## Raw records
* * *
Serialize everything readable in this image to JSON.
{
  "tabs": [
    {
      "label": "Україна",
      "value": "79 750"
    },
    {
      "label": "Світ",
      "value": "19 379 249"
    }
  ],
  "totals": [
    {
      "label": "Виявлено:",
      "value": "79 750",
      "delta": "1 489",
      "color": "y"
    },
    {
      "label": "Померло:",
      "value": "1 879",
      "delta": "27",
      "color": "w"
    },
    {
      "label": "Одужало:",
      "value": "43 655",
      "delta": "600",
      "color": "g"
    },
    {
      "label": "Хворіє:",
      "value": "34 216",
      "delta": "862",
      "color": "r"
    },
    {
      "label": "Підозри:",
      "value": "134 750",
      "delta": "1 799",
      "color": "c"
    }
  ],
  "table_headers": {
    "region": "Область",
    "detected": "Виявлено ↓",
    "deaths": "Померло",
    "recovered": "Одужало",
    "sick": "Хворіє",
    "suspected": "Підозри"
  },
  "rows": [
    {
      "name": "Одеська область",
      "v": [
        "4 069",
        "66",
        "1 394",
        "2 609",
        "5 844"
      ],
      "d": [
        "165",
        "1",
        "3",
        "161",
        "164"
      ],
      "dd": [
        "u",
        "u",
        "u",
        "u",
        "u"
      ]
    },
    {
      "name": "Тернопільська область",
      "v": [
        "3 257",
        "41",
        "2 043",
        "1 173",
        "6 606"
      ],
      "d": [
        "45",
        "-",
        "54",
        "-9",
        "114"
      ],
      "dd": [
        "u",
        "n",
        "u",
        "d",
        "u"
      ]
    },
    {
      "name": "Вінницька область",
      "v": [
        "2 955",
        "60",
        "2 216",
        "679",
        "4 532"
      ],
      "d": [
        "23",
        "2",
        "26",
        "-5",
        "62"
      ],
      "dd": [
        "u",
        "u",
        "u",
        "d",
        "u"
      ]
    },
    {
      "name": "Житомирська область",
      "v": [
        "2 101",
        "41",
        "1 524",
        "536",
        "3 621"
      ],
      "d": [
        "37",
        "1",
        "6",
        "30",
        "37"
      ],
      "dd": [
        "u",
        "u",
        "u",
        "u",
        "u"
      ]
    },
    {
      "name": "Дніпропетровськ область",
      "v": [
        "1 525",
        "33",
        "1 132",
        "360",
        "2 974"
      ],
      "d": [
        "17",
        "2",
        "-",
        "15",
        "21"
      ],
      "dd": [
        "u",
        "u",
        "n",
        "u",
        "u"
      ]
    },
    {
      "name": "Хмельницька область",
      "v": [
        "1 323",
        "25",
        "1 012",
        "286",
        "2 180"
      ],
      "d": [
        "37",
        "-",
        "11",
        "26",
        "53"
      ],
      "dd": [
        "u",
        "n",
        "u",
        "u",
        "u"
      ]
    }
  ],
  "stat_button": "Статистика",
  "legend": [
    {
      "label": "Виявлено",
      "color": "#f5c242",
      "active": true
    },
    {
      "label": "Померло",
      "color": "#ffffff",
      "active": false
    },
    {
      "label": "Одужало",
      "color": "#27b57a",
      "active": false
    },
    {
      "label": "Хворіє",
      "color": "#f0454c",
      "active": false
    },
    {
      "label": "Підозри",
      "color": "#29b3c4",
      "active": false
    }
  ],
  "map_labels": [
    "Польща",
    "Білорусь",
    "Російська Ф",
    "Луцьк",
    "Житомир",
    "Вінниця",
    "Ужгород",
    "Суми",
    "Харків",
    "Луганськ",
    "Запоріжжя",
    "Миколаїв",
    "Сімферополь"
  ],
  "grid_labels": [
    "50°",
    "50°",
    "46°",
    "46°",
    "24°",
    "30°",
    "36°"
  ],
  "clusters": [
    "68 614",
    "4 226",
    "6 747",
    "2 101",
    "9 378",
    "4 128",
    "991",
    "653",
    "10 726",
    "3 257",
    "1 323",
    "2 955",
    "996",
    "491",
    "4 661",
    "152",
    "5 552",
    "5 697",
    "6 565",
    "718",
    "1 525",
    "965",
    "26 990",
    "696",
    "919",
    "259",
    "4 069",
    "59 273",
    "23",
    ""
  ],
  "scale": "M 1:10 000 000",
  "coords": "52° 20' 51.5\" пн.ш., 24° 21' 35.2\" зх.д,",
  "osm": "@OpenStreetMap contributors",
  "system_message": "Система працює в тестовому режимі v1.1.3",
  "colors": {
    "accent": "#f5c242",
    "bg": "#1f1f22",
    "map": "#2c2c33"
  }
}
* * *
## The task
Scan the material above for the word "Померло". Copy each line where it occurs.

## Task result
      "label": "Померло:",
    "deaths": "Померло",
      "label": "Померло",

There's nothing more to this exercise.